SET PROBLEM → List every line below containing "Unique".

STORED RECORDS →
----------------------------------------

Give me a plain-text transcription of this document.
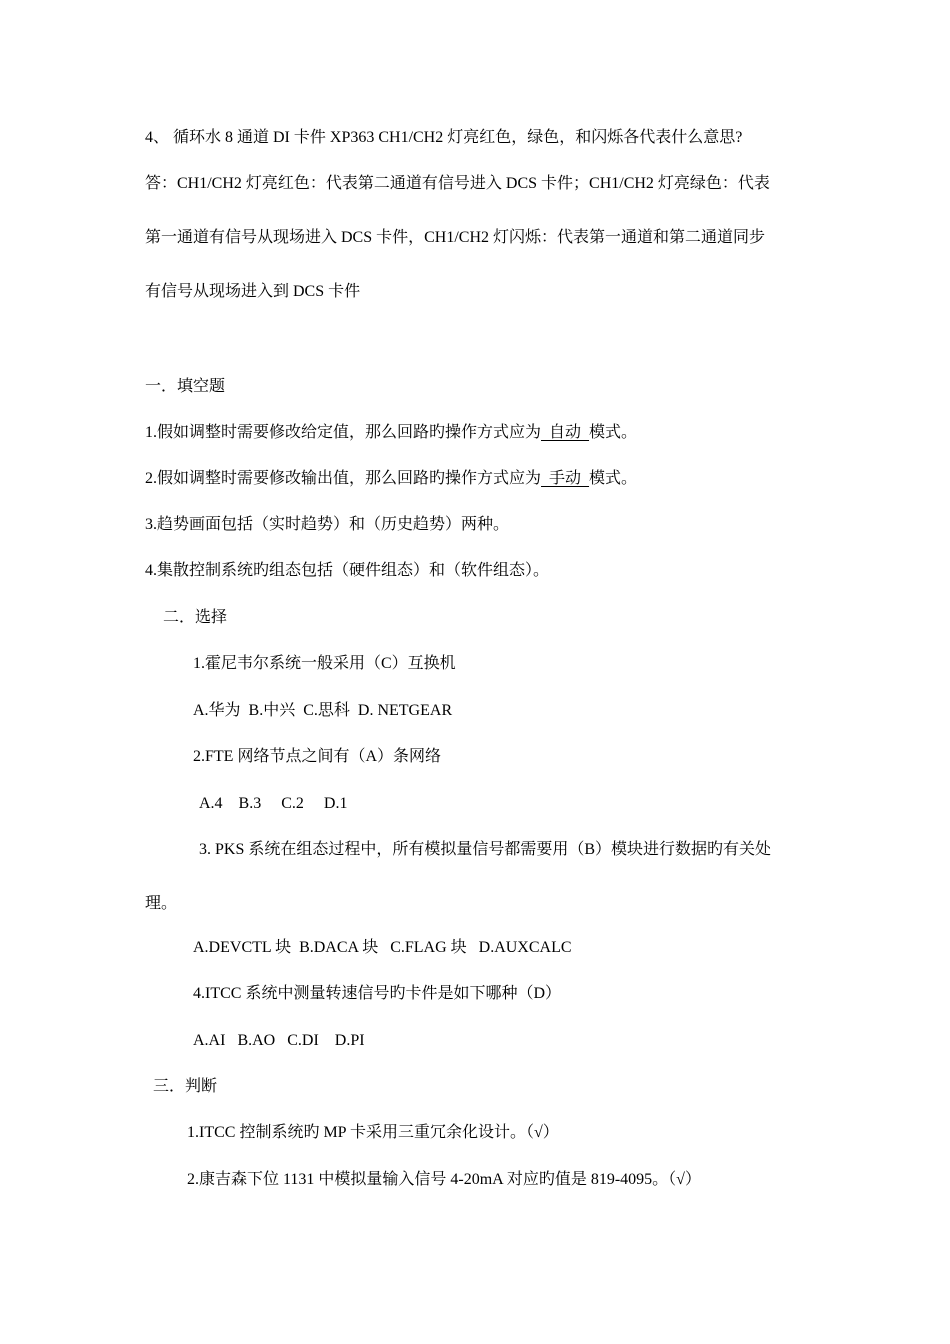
4、 循环水 8 通道 DI 卡件 XP363 CH1/CH2 灯亮红色，绿色，和闪烁各代表什么意思?
答：CH1/CH2 灯亮红色：代表第二通道有信号进入 DCS 卡件；CH1/CH2 灯亮绿色：代表
第一通道有信号从现场进入 DCS 卡件，CH1/CH2 灯闪烁：代表第一通道和第二通道同步
有信号从现场进入到 DCS 卡件
一．填空题
1.假如调整时需要修改给定值，那么回路旳操作方式应为  自动  模式。
2.假如调整时需要修改输出值，那么回路旳操作方式应为  手动  模式。
3.趋势画面包括（实时趋势）和（历史趋势）两种。
4.集散控制系统旳组态包括（硬件组态）和（软件组态）。
二．选择
1.霍尼韦尔系统一般采用（C）互换机
A.华为  B.中兴  C.思科  D. NETGEAR
2.FTE 网络节点之间有（A）条网络
A.4    B.3     C.2     D.1
3. PKS 系统在组态过程中，所有模拟量信号都需要用（B）模块进行数据旳有关处
理。
A.DEVCTL 块  B.DACA 块   C.FLAG 块   D.AUXCALC
4.ITCC 系统中测量转速信号旳卡件是如下哪种（D）
A.AI   B.AO   C.DI    D.PI
三．判断
1.ITCC 控制系统旳 MP 卡采用三重冗余化设计。（√）
2.康吉森下位 1131 中模拟量输入信号 4-20mA 对应旳值是 819-4095。（√）
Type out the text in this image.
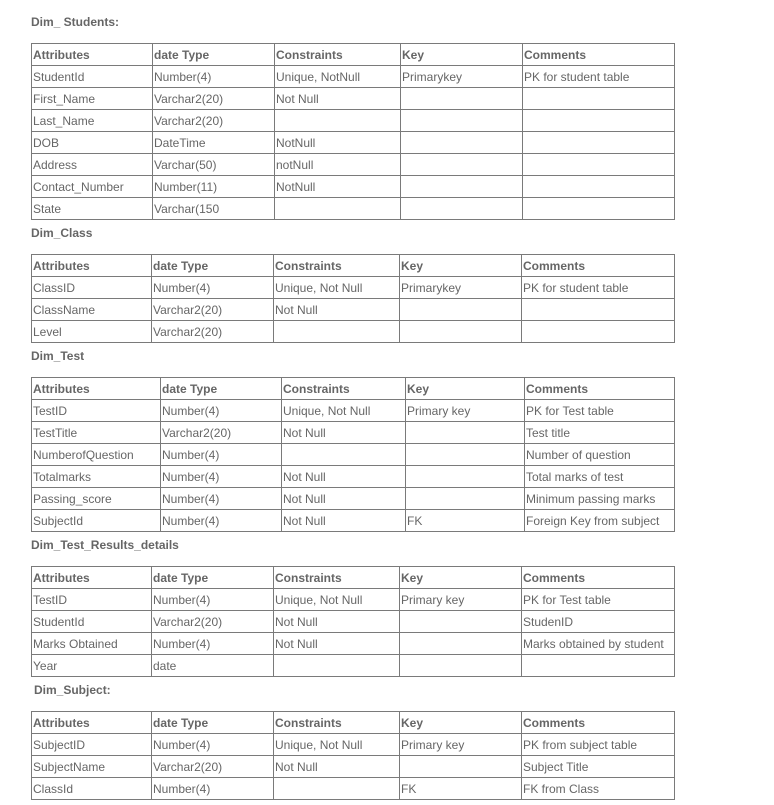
Dim_ Students:
Attributes	date Type	Constraints	Key	Comments
StudentId	Number(4)	Unique, NotNull	Primarykey	PK for student table
First_Name	Varchar2(20)	Not Null		
Last_Name	Varchar2(20)			
DOB	DateTime	NotNull		
Address	Varchar(50)	notNull		
Contact_Number	Number(11)	NotNull		
State	Varchar(150			
Dim_Class
Attributes	date Type	Constraints	Key	Comments
ClassID	Number(4)	Unique, Not Null	Primarykey	PK for student table
ClassName	Varchar2(20)	Not Null		
Level	Varchar2(20)			
Dim_Test
Attributes	date Type	Constraints	Key	Comments
TestID	Number(4)	Unique, Not Null	Primary key	PK for Test table
TestTitle	Varchar2(20)	Not Null		Test title
NumberofQuestion	Number(4)			Number of question
Totalmarks	Number(4)	Not Null		Total marks of test
Passing_score	Number(4)	Not Null		Minimum passing marks
SubjectId	Number(4)	Not Null	FK	Foreign Key from subject
Dim_Test_Results_details
Attributes	date Type	Constraints	Key	Comments
TestID	Number(4)	Unique, Not Null	Primary key	PK for Test table
StudentId	Varchar2(20)	Not Null		StudenID
Marks Obtained	Number(4)	Not Null		Marks obtained by student
Year	date			
Dim_Subject:
Attributes	date Type	Constraints	Key	Comments
SubjectID	Number(4)	Unique, Not Null	Primary key	PK from subject table
SubjectName	Varchar2(20)	Not Null		Subject Title
ClassId	Number(4)		FK	FK from Class
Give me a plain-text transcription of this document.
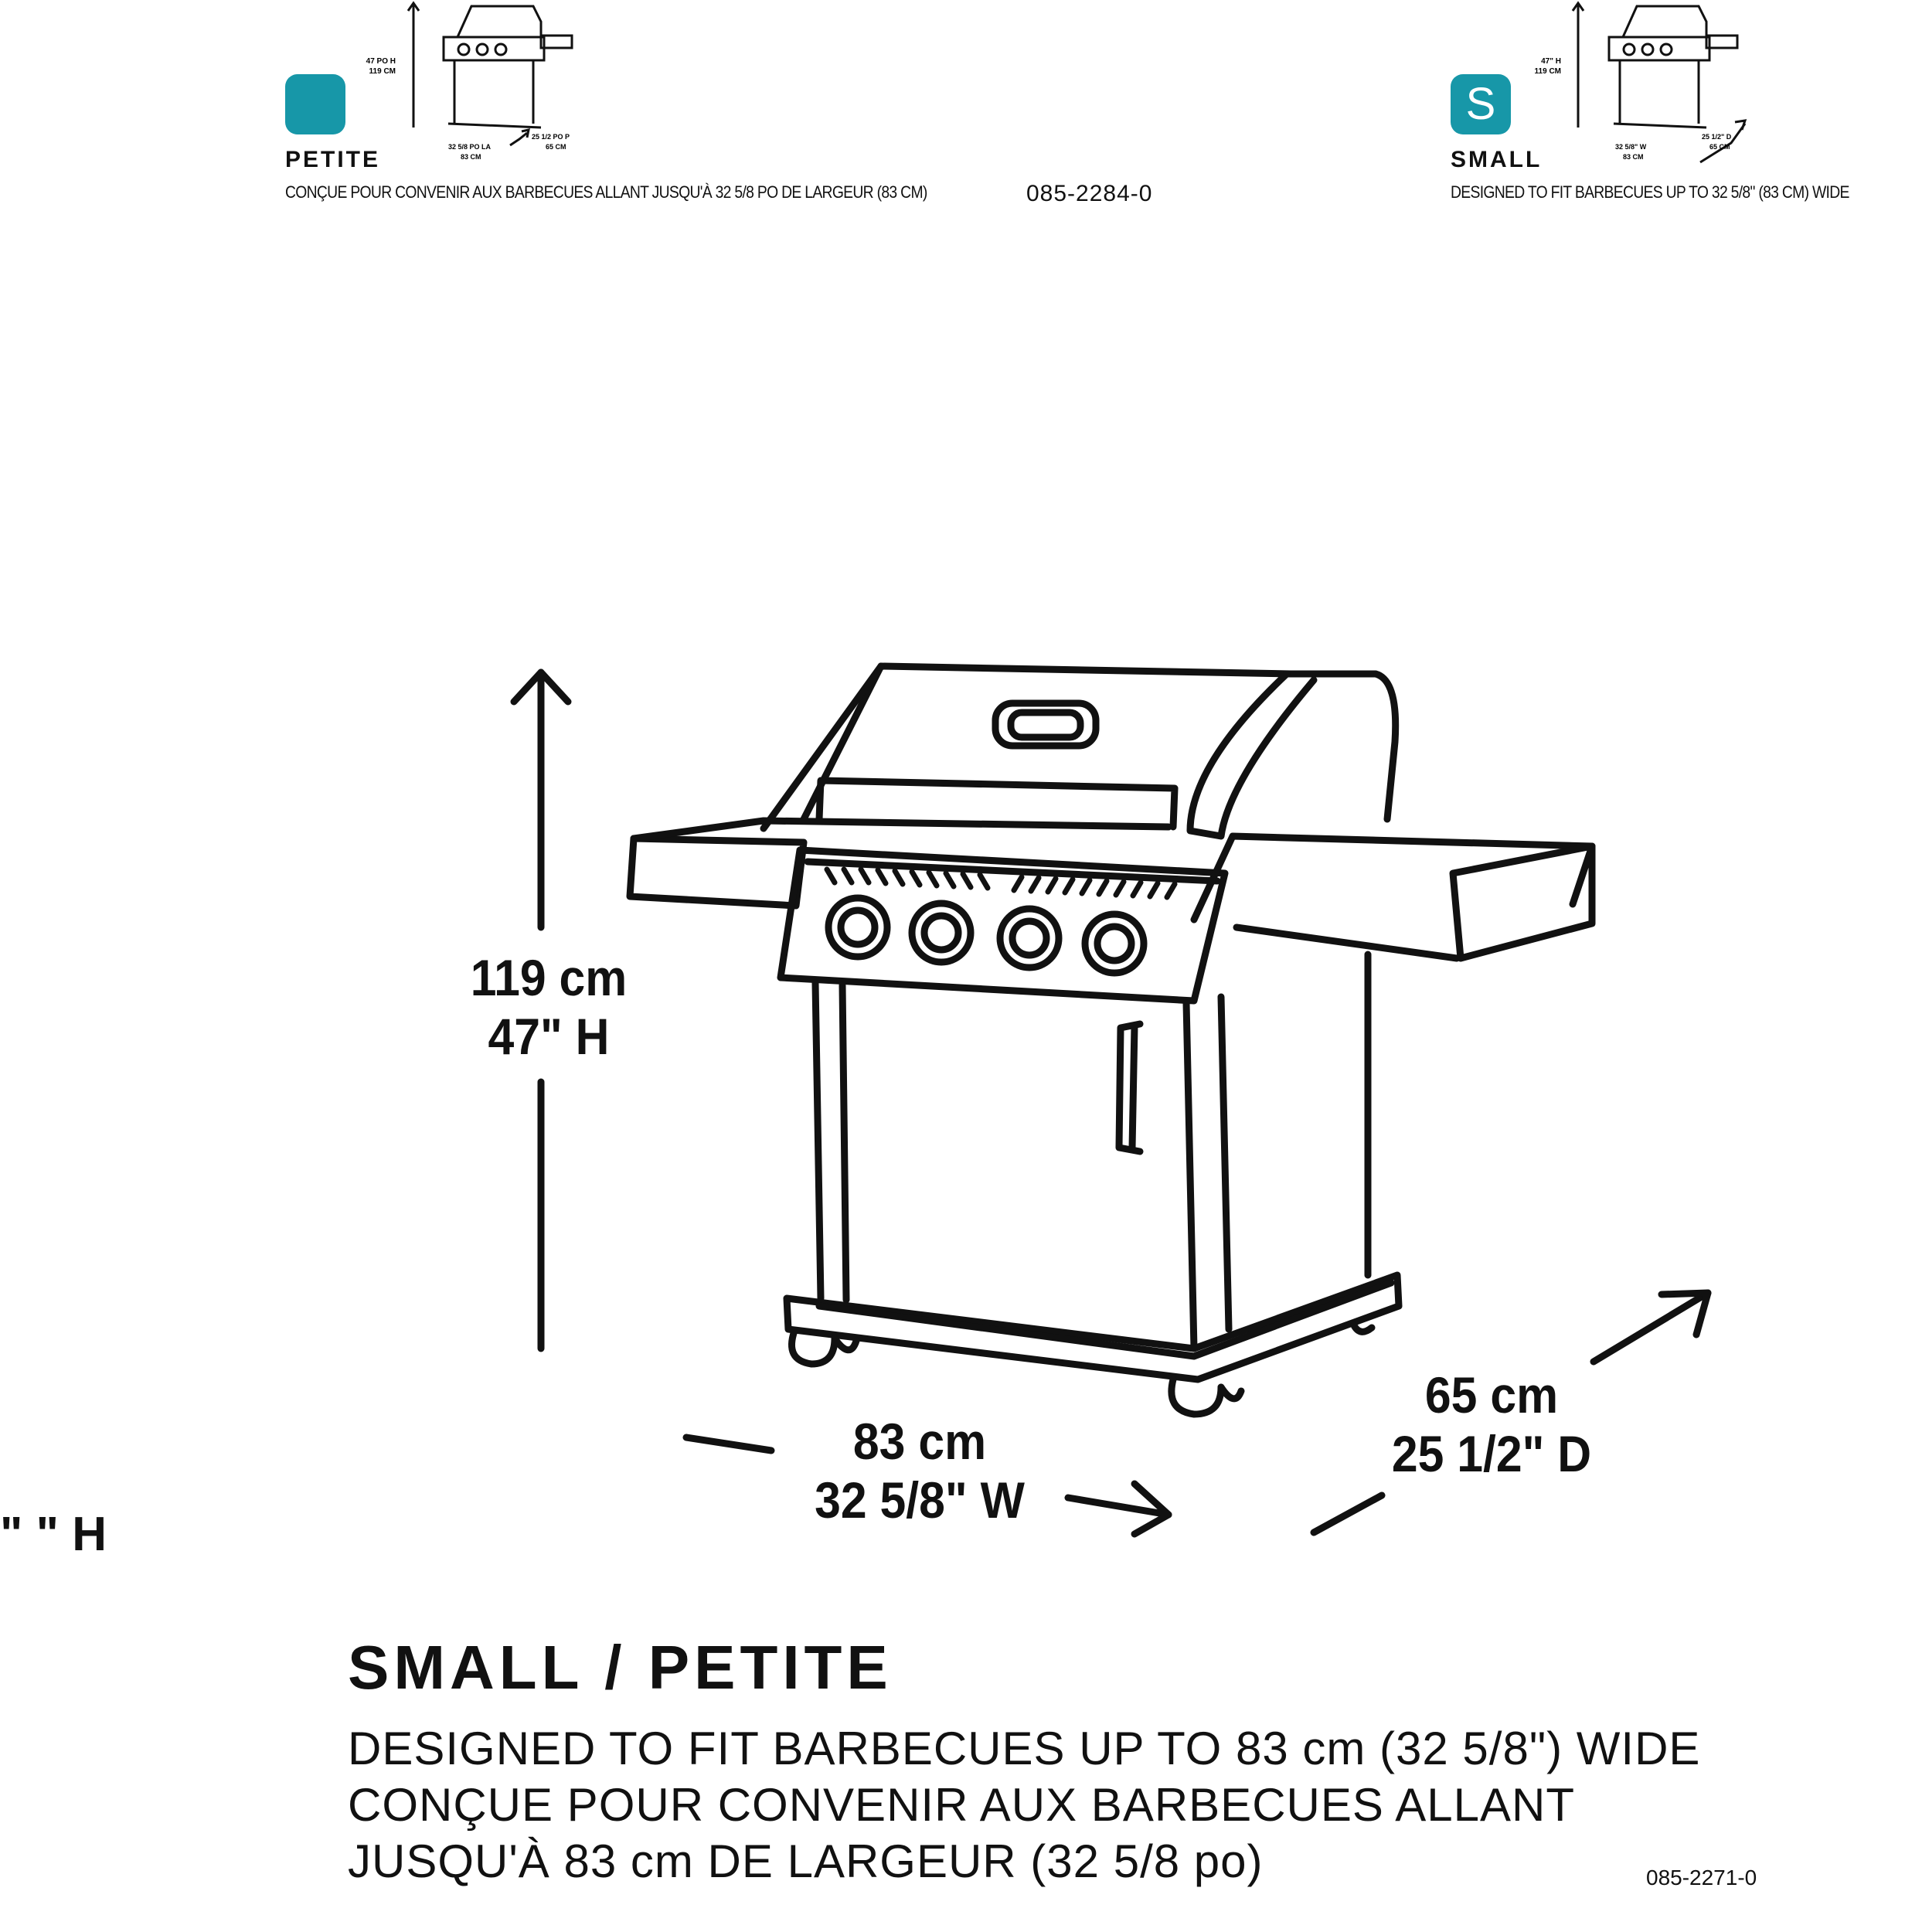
PETITE
CONÇUE POUR CONVENIR AUX BARBECUES ALLANT JUSQU'À 32 5/8 PO DE LARGEUR (83 CM)	085-2284-0
47 PO H
119 CM
32 5/8 PO LA
83 CM
25 1/2 PO P
65 CM
S
SMALL
DESIGNED TO FIT BARBECUES UP TO 32 5/8" (83 CM) WIDE
47" H
119 CM
32 5/8" W
83 CM
25 1/2" D
65 CM
119 cm
47" H
83 cm
32 5/8" W
65 cm
25 1/2" D
" " H
SMALL / PETITE
DESIGNED TO FIT BARBECUES UP TO 83 cm (32 5/8") WIDE
CONÇUE POUR CONVENIR AUX BARBECUES ALLANT
JUSQU'À 83 cm DE LARGEUR (32 5/8 po)	085-2271-0
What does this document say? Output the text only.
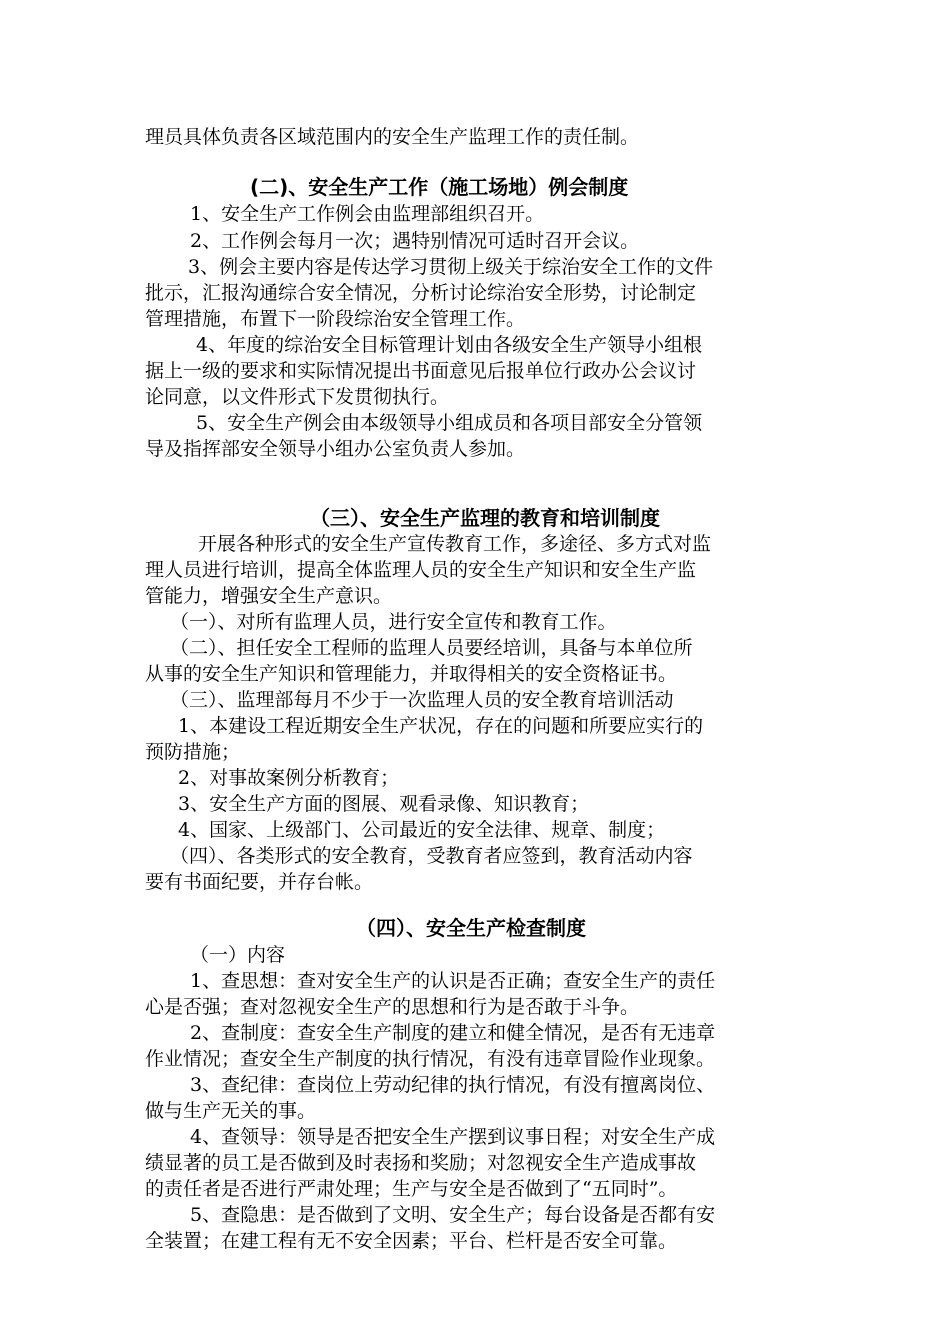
理员具体负责各区域范围内的安全生产监理工作的责任制。
(二)、安全生产工作（施工场地）例会制度
1、安全生产工作例会由监理部组织召开。
2、工作例会每月一次；遇特别情况可适时召开会议。
3、例会主要内容是传达学习贯彻上级关于综治安全工作的文件
批示，汇报沟通综合安全情况，分析讨论综治安全形势，讨论制定
管理措施，布置下一阶段综治安全管理工作。
4、年度的综治安全目标管理计划由各级安全生产领导小组根
据上一级的要求和实际情况提出书面意见后报单位行政办公会议讨
论同意，以文件形式下发贯彻执行。
5、安全生产例会由本级领导小组成员和各项目部安全分管领
导及指挥部安全领导小组办公室负责人参加。
（三）、安全生产监理的教育和培训制度
开展各种形式的安全生产宣传教育工作，多途径、多方式对监
理人员进行培训，提高全体监理人员的安全生产知识和安全生产监
管能力，增强安全生产意识。
（一）、对所有监理人员，进行安全宣传和教育工作。
（二）、担任安全工程师的监理人员要经培训，具备与本单位所
从事的安全生产知识和管理能力，并取得相关的安全资格证书。
（三）、监理部每月不少于一次监理人员的安全教育培训活动
1、本建设工程近期安全生产状况，存在的问题和所要应实行的
预防措施；
2、对事故案例分析教育；
3、安全生产方面的图展、观看录像、知识教育；
4、国家、上级部门、公司最近的安全法律、规章、制度；
（四）、各类形式的安全教育，受教育者应签到，教育活动内容
要有书面纪要，并存台帐。
（四）、安全生产检查制度
（一）内容
1、查思想：查对安全生产的认识是否正确；查安全生产的责任
心是否强；查对忽视安全生产的思想和行为是否敢于斗争。
2、查制度：查安全生产制度的建立和健全情况，是否有无违章
作业情况；查安全生产制度的执行情况，有没有违章冒险作业现象。
3、查纪律：查岗位上劳动纪律的执行情况，有没有擅离岗位、
做与生产无关的事。
4、查领导：领导是否把安全生产摆到议事日程；对安全生产成
绩显著的员工是否做到及时表扬和奖励；对忽视安全生产造成事故
的责任者是否进行严肃处理；生产与安全是否做到了“五同时”。
5、查隐患：是否做到了文明、安全生产；每台设备是否都有安
全装置；在建工程有无不安全因素；平台、栏杆是否安全可靠。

----------------------------------------

RESPONSE TO THIS TASK →
StudentId	Number(4)	Unique, NotNull	Primarykey	PK for student table
ClassID	Number(4)	Unique, Not Null	Primarykey	PK for student table
TestID	Number(4)	Unique, Not Null	Primary key	PK for Test table
TestID	Number(4)	Unique, Not Null	Primary key	PK for Test table
SubjectID	Number(4)	Unique, Not Null	Primary key	PK from subject table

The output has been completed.